Exercise details:
The listing below should be printed exactly, every line of it. Skip the pictures.

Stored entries
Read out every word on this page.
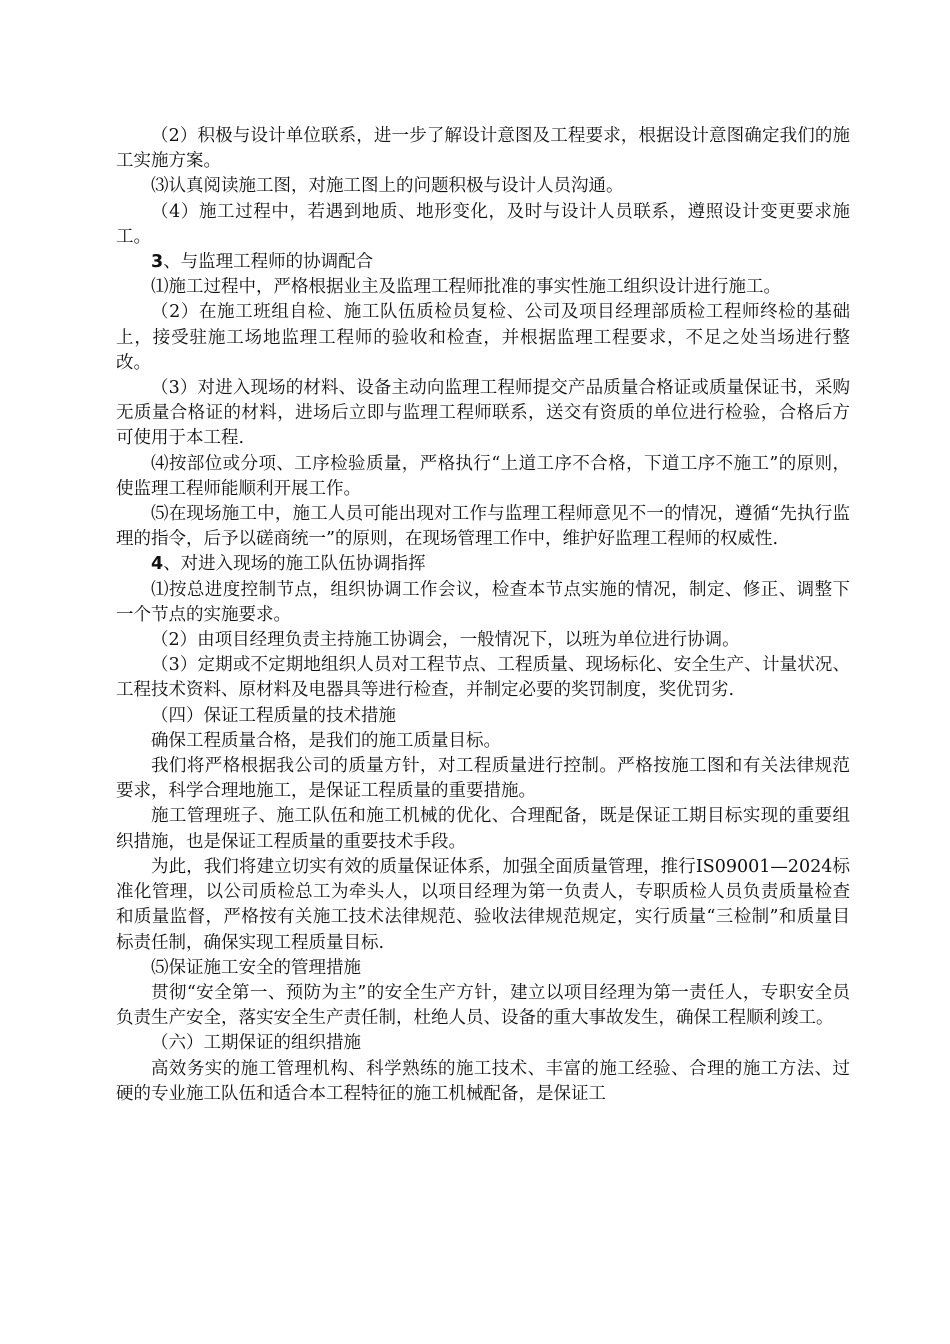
（2）积极与设计单位联系，进一步了解设计意图及工程要求，根据设计意图确定我们的施工实施方案。

⑶认真阅读施工图，对施工图上的问题积极与设计人员沟通。

（4）施工过程中，若遇到地质、地形变化，及时与设计人员联系，遵照设计变更要求施工。

3、与监理工程师的协调配合

⑴施工过程中，严格根据业主及监理工程师批准的事实性施工组织设计进行施工。

（2）在施工班组自检、施工队伍质检员复检、公司及项目经理部质检工程师终检的基础上，接受驻施工场地监理工程师的验收和检查，并根据监理工程要求，不足之处当场进行整改。

（3）对进入现场的材料、设备主动向监理工程师提交产品质量合格证或质量保证书，采购无质量合格证的材料，进场后立即与监理工程师联系，送交有资质的单位进行检验，合格后方可使用于本工程.

⑷按部位或分项、工序检验质量，严格执行“上道工序不合格，下道工序不施工”的原则，使监理工程师能顺利开展工作。

⑸在现场施工中，施工人员可能出现对工作与监理工程师意见不一的情况，遵循“先执行监理的指令，后予以磋商统一”的原则，在现场管理工作中，维护好监理工程师的权威性.

4、对进入现场的施工队伍协调指挥

⑴按总进度控制节点，组织协调工作会议，检查本节点实施的情况，制定、修正、调整下一个节点的实施要求。

（2）由项目经理负责主持施工协调会，一般情况下，以班为单位进行协调。

（3）定期或不定期地组织人员对工程节点、工程质量、现场标化、安全生产、计量状况、工程技术资料、原材料及电器具等进行检查，并制定必要的奖罚制度，奖优罚劣.

（四）保证工程质量的技术措施

确保工程质量合格，是我们的施工质量目标。

我们将严格根据我公司的质量方针，对工程质量进行控制。严格按施工图和有关法律规范要求，科学合理地施工，是保证工程质量的重要措施。

施工管理班子、施工队伍和施工机械的优化、合理配备，既是保证工期目标实现的重要组织措施，也是保证工程质量的重要技术手段。

为此，我们将建立切实有效的质量保证体系，加强全面质量管理，推行IS09001—2024标准化管理，以公司质检总工为牵头人，以项目经理为第一负责人，专职质检人员负责质量检查和质量监督，严格按有关施工技术法律规范、验收法律规范规定，实行质量“三检制”和质量目标责任制，确保实现工程质量目标.

⑸保证施工安全的管理措施

贯彻“安全第一、预防为主”的安全生产方针，建立以项目经理为第一责任人，专职安全员负责生产安全，落实安全生产责任制，杜绝人员、设备的重大事故发生，确保工程顺利竣工。

（六）工期保证的组织措施

高效务实的施工管理机构、科学熟练的施工技术、丰富的施工经验、合理的施工方法、过硬的专业施工队伍和适合本工程特征的施工机械配备，是保证工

Exercise response:
Read out every word on this page.
（2）积极与设计单位联系，进一步了解设计意图及工程要求，根据设计意图确定我们的施工实施方案。

⑶认真阅读施工图，对施工图上的问题积极与设计人员沟通。

（4）施工过程中，若遇到地质、地形变化，及时与设计人员联系，遵照设计变更要求施工。

3、与监理工程师的协调配合

⑴施工过程中，严格根据业主及监理工程师批准的事实性施工组织设计进行施工。

（2）在施工班组自检、施工队伍质检员复检、公司及项目经理部质检工程师终检的基础上，接受驻施工场地监理工程师的验收和检查，并根据监理工程要求，不足之处当场进行整改。

（3）对进入现场的材料、设备主动向监理工程师提交产品质量合格证或质量保证书，采购无质量合格证的材料，进场后立即与监理工程师联系，送交有资质的单位进行检验，合格后方可使用于本工程.

⑷按部位或分项、工序检验质量，严格执行“上道工序不合格，下道工序不施工”的原则，使监理工程师能顺利开展工作。

⑸在现场施工中，施工人员可能出现对工作与监理工程师意见不一的情况，遵循“先执行监理的指令，后予以磋商统一”的原则，在现场管理工作中，维护好监理工程师的权威性.

4、对进入现场的施工队伍协调指挥

⑴按总进度控制节点，组织协调工作会议，检查本节点实施的情况，制定、修正、调整下一个节点的实施要求。

（2）由项目经理负责主持施工协调会，一般情况下，以班为单位进行协调。

（3）定期或不定期地组织人员对工程节点、工程质量、现场标化、安全生产、计量状况、工程技术资料、原材料及电器具等进行检查，并制定必要的奖罚制度，奖优罚劣.

（四）保证工程质量的技术措施

确保工程质量合格，是我们的施工质量目标。

我们将严格根据我公司的质量方针，对工程质量进行控制。严格按施工图和有关法律规范要求，科学合理地施工，是保证工程质量的重要措施。

施工管理班子、施工队伍和施工机械的优化、合理配备，既是保证工期目标实现的重要组织措施，也是保证工程质量的重要技术手段。

为此，我们将建立切实有效的质量保证体系，加强全面质量管理，推行IS09001—2024标准化管理，以公司质检总工为牵头人，以项目经理为第一负责人，专职质检人员负责质量检查和质量监督，严格按有关施工技术法律规范、验收法律规范规定，实行质量“三检制”和质量目标责任制，确保实现工程质量目标.

⑸保证施工安全的管理措施

贯彻“安全第一、预防为主”的安全生产方针，建立以项目经理为第一责任人，专职安全员负责生产安全，落实安全生产责任制，杜绝人员、设备的重大事故发生，确保工程顺利竣工。

（六）工期保证的组织措施

高效务实的施工管理机构、科学熟练的施工技术、丰富的施工经验、合理的施工方法、过硬的专业施工队伍和适合本工程特征的施工机械配备，是保证工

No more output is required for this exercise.